◆ Given text:

- - - - - - -

The PBAC considered the new data provided reassurance with respect to the comparability of the frozen and refrigerated formulations of Zostavax. The submission presented data from an early pilot study (Protocol 001) and from the Shingles Prevention Study (SPS) (Protocol 004) Clinical Study Report suggesting that 19,000 plaque forming units (PFUs)/dose represented a minimum threshold for eliciting a cell mediated immune response and there was no additional response with doses greater than this, i.e. doses greater than 19,000 PFU/dose are above a no-effect threshold. The maximum release potency for refrigerated Zostavax is set at 202,800 PFU/0.65 mL dose and the minimum release potency is set at 44,525 PFU/ 0.65 mL dose. This release potency ensures Zostavax has greater than 19,400 PFU/dose at shelf life expiry.
The submission advised a study examining the concomitant use of Zostavax and pneumococcal vaccine to look for potential interactions was underway, however, until this issue is resolved, the sponsor undertook to include a statement in all advertising and promotional material that concomitant administration was inappropriate.

- - - - - - -

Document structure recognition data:
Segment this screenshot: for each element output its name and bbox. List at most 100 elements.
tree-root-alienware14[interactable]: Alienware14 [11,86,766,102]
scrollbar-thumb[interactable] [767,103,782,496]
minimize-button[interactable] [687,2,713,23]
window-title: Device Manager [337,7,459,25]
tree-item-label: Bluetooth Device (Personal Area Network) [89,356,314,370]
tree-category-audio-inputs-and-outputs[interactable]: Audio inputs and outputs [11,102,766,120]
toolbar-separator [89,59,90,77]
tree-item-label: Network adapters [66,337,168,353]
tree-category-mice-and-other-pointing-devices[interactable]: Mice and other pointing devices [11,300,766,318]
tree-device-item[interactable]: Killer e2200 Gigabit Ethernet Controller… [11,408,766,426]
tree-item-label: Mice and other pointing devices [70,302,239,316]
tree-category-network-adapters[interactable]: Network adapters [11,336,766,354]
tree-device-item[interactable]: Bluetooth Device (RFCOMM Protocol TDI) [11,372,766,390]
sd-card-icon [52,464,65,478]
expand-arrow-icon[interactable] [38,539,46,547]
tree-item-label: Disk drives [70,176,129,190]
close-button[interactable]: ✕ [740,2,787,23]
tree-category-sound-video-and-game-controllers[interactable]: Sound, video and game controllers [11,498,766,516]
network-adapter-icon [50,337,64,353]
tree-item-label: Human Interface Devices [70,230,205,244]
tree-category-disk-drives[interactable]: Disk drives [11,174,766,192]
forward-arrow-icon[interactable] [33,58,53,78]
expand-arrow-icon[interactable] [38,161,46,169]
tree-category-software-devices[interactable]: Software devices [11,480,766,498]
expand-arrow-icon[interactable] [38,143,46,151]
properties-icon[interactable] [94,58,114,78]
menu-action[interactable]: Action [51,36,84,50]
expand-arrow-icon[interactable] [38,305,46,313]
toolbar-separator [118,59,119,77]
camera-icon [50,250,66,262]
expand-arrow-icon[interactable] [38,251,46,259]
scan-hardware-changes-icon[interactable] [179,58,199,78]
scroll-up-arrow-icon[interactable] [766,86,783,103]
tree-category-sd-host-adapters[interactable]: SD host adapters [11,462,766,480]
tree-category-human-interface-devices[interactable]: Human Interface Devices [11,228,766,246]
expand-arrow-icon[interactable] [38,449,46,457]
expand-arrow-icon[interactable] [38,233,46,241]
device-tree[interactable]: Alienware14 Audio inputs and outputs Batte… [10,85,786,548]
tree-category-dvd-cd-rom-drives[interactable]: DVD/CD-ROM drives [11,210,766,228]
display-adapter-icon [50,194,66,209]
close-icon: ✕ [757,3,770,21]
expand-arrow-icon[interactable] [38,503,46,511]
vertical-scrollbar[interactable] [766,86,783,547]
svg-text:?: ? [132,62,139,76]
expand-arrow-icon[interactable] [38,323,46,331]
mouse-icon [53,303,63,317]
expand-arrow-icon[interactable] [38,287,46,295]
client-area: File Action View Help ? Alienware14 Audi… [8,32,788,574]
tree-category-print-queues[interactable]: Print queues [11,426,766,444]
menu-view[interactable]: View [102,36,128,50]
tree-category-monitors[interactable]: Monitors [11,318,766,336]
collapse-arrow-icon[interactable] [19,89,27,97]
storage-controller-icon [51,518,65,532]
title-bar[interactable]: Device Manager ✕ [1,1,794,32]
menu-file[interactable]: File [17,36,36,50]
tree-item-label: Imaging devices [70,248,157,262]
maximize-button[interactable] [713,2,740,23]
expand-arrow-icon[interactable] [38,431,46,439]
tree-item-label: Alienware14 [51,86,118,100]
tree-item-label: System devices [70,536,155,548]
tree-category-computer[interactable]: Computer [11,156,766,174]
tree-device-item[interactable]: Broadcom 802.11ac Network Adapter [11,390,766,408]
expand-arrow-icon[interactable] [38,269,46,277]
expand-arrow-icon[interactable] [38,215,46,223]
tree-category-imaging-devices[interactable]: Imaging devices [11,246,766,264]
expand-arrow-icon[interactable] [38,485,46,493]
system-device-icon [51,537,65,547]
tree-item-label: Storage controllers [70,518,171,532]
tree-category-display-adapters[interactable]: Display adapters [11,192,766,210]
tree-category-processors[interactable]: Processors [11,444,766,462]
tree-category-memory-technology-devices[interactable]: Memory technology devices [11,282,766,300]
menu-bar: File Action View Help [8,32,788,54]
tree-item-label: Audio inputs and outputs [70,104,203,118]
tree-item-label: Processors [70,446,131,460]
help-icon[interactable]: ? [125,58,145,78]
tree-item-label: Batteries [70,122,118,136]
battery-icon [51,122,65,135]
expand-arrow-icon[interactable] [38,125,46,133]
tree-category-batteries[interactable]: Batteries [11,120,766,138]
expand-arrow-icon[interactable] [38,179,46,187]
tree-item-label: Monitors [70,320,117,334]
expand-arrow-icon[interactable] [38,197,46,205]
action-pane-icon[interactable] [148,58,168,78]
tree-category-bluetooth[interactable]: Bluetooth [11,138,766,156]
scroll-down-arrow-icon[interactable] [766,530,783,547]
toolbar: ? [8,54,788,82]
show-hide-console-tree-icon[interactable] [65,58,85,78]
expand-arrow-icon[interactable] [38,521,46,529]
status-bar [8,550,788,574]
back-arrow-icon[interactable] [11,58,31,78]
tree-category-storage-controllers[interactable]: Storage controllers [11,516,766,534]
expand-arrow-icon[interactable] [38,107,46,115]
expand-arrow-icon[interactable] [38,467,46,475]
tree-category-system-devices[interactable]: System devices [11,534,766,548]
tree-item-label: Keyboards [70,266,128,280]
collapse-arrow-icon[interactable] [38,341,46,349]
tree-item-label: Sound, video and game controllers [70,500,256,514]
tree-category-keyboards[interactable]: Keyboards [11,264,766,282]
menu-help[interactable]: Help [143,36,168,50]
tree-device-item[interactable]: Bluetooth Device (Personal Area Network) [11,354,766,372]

- - - - - - -

◆ What this exercise asks:
(1) Answer these questions about the Zostavax text:
(a) What maximum release potency is set for refrigerated Zostavax?
(b) Which two sources supplied the data on the 19,000 PFU/dose threshold?
(c) What statement did the sponsor undertake to include in advertising and promotional material?
(2) Write the next part of the Zostavax text, continuing from its final sentence.

◆ Results in order:
(1)
(a) 202,800 PFU/0.65 mL dose.
(b) An early pilot study (Protocol 001) and the Shingles Prevention Study (SPS) (Protocol 004) Clinical Study Report.
(c) A statement that concomitant administration of Zostavax and pneumococcal vaccine was inappropriate.

(2)
With respect to safety and efficacy of zoster virus vaccine in older adults, the PBAC was advised no additional clinical studies are being conducted specifically in older adults, however ongoing regulatory and pharmacovigilance studies will provide post marketing data in all age cohorts.
The uncertainty around the cost-effectiveness ratio in the younger patient cohorts had been addressed by lowering the price of Zostavax such that in the 60 year old cohort and the 61 to 79 year old cohort, the ICERs per extra QALY gained were between $15,000 to $45,000. While the cost of vaccine in the 80 plus age group was also reduced, the ICER per extra QALY gained was unacceptably high at between $45,000 to $75,000.
The PBAC noted additional sensitivity analyses on disutilities associated with zoster and post-herpetic neuralgia gave a range of ICERs per extra QALY gained of between $15,000 and $45,000 in the 60 year old cohort. Nevertheless, the PBAC considered there remains considerable uncertainty about the estimates of QALY gains, given that all benefits are in terms of improvements in morbidity. The PBAC accepted that there are likely to be substantial quality of life gains from zoster vaccine (from morbidity avoided). It was also noted that listing of the vaccine would not provide a degree of herd immunity as had been the case with rotavirus human papilloma virus vaccines.
ZOSTER VIRUS VACCINE LIVE (Oka/Merk), injection, 0.65 mL
National Immunisation Program
For the prevention of herpes zoster (shingles), for prevention of postherpetic neuralgia and for reduction of acute and chronic zoster-associated pain for immunocompetent persons aged 60 years and a catch-up cohort of all individuals aged 61 to 79 years.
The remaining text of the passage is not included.